• [DATASET]:
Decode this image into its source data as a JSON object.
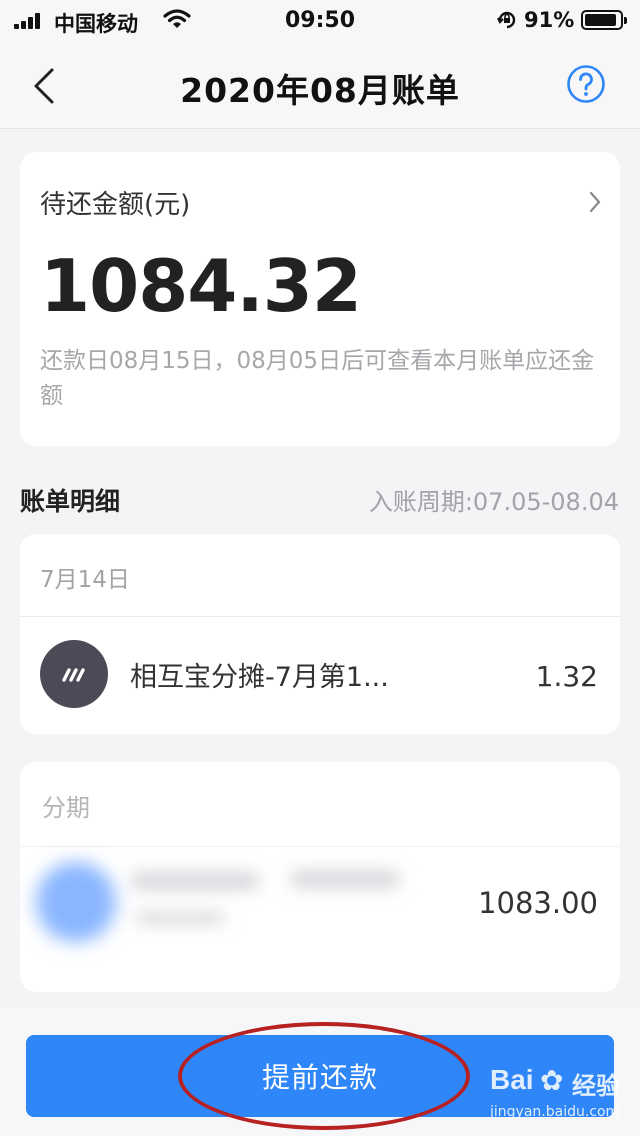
{
  "status_bar": {
    "carrier": "中国移动",
    "time": "09:50",
    "battery": "91%",
    "battery_level": 0.91,
    "icons": [
      "signal-icon",
      "wifi-icon",
      "rotation-lock-icon",
      "battery-icon"
    ]
  },
  "nav": {
    "title": "2020年08月账单",
    "back_icon": "chevron-left-icon",
    "help_icon": "question-circle-icon"
  },
  "summary": {
    "label": "待还金额(元)",
    "amount": "1084.32",
    "note": "还款日08月15日，08月05日后可查看本月账单应还金额"
  },
  "detail_section": {
    "title": "账单明细",
    "cycle": "入账周期:07.05-08.04"
  },
  "transactions": {
    "date": "7月14日",
    "items": [
      {
        "title": "相互宝分摊-7月第1...",
        "amount": "1.32"
      }
    ]
  },
  "installments": {
    "label": "分期",
    "amount": "1083.00"
  },
  "footer": {
    "prepay_label": "提前还款"
  },
  "watermark": {
    "brand": "Bai",
    "brand_cn": "经验",
    "url": "jingyan.baidu.com"
  },
  "colors": {
    "accent": "#2f86f8",
    "annotation": "#b82121",
    "background": "#f4f4f6"
  }
}
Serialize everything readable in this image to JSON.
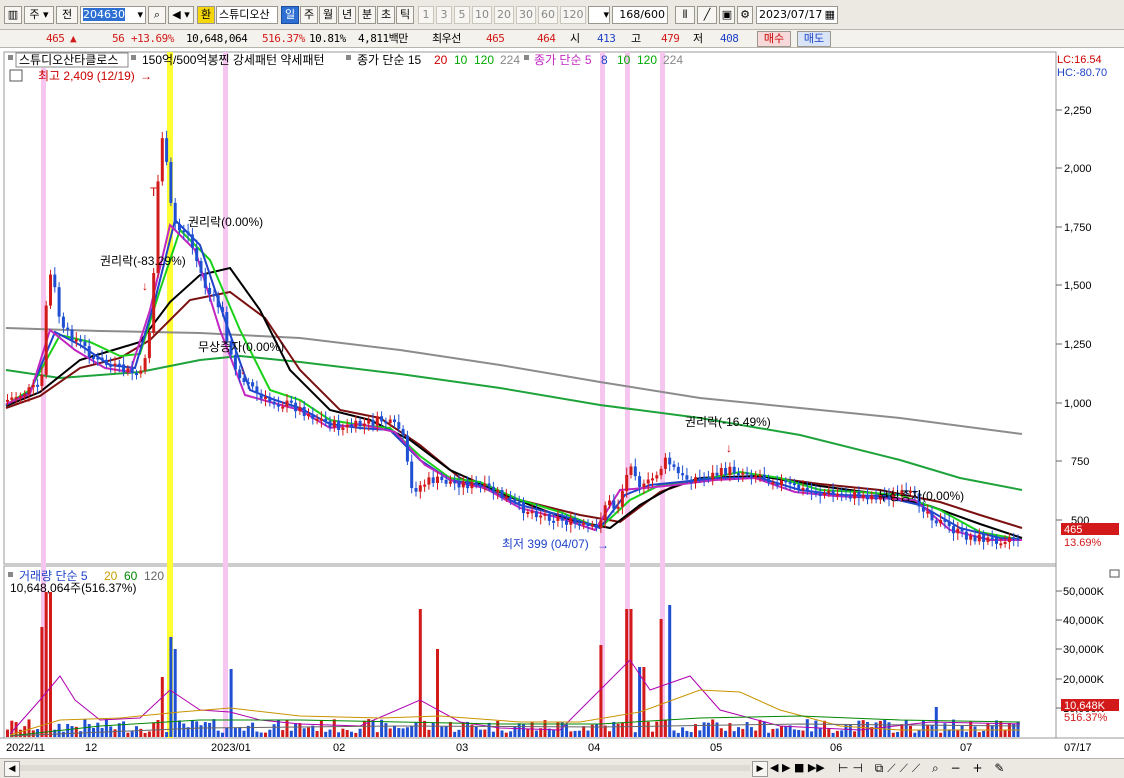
{
  "toolbar": {
    "tab_ju": "주",
    "tab_jeon": "전",
    "code": "204630",
    "hwan": "환",
    "stock_name": "스튜디오산",
    "periods": [
      "일",
      "주",
      "월",
      "년",
      "분",
      "초",
      "틱"
    ],
    "active_period": "일",
    "minutes": [
      "1",
      "3",
      "5",
      "10",
      "20",
      "30",
      "60",
      "120"
    ],
    "count": "168",
    "count_total": "/600",
    "date": "2023/07/17"
  },
  "quote": {
    "price": "465",
    "change": "56",
    "change_pct": "+13.69%",
    "volume": "10,648,064",
    "vol_ratio": "516.37%",
    "turnover": "10.81%",
    "amount": "4,811백만",
    "best_label": "최우선",
    "ask": "465",
    "bid": "464",
    "open_label": "시",
    "open": "413",
    "high_label": "고",
    "high": "479",
    "low_label": "저",
    "low": "408",
    "buy": "매수",
    "sell": "매도"
  },
  "legend_price": {
    "name": "스튜디오산타클로스",
    "pattern": "150억/500억봉찐 강세패턴  약세패턴",
    "ma_close_label": "종가 단순 15",
    "ma_close_periods": [
      "20",
      "10",
      "120",
      "224"
    ],
    "ma_close_colors": [
      "#cc0000",
      "#00aa00",
      "#00aa00",
      "#888888"
    ],
    "ma_close2_label": "종가 단순 5",
    "ma_close2_periods": [
      "8",
      "10",
      "120",
      "224"
    ],
    "ma_close2_colors": [
      "#1f43c9",
      "#00aa00",
      "#00aa00",
      "#888888"
    ],
    "lc": "LC:16.54",
    "hc": "HC:-80.70"
  },
  "legend_vol": {
    "label": "거래량 단순 5",
    "periods": [
      "20",
      "60",
      "120"
    ],
    "period_colors": [
      "#c9a000",
      "#008800",
      "#666666"
    ],
    "volume": "10,648,064주(516.37%)"
  },
  "annotations": {
    "max": "최고 2,409 (12/19)",
    "min": "최저 399 (04/07)",
    "exright1": "권리락(-83.29%)",
    "exright2": "권리락(0.00%)",
    "bonus1": "무상증자(0.00%)",
    "exright3": "권리락(-16.49%)",
    "bonus2": "무상증자(0.00%)",
    "t_marker": "T"
  },
  "price_badge": {
    "price": "465",
    "pct": "13.69%"
  },
  "vol_badge": {
    "vol": "10,648K",
    "pct": "516.37%"
  },
  "chart_data": {
    "type": "candlestick",
    "price_axis": {
      "ticks": [
        "2,250",
        "2,000",
        "1,750",
        "1,500",
        "1,250",
        "1,000",
        "750",
        "500"
      ],
      "values": [
        2250,
        2000,
        1750,
        1500,
        1250,
        1000,
        750,
        500
      ]
    },
    "volume_axis": {
      "ticks": [
        "50,000K",
        "40,000K",
        "30,000K",
        "20,000K",
        "10,000K"
      ],
      "values": [
        50000,
        40000,
        30000,
        20000,
        10000
      ]
    },
    "x_labels": [
      "2022/11",
      "12",
      "2023/01",
      "02",
      "03",
      "04",
      "05",
      "06",
      "07",
      "07/17"
    ],
    "high": 2409,
    "low": 399,
    "last": 465
  },
  "status": {
    "nav": [
      "◀",
      "▶",
      "■",
      "▶▶"
    ]
  }
}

• [THE REQUEST]: Where a line holds the string "this", copy that line.

• [FINISHED EXERCISE]:
Decode this image into its source data as a JSON object.
Serialize everything readable in this image to JSON.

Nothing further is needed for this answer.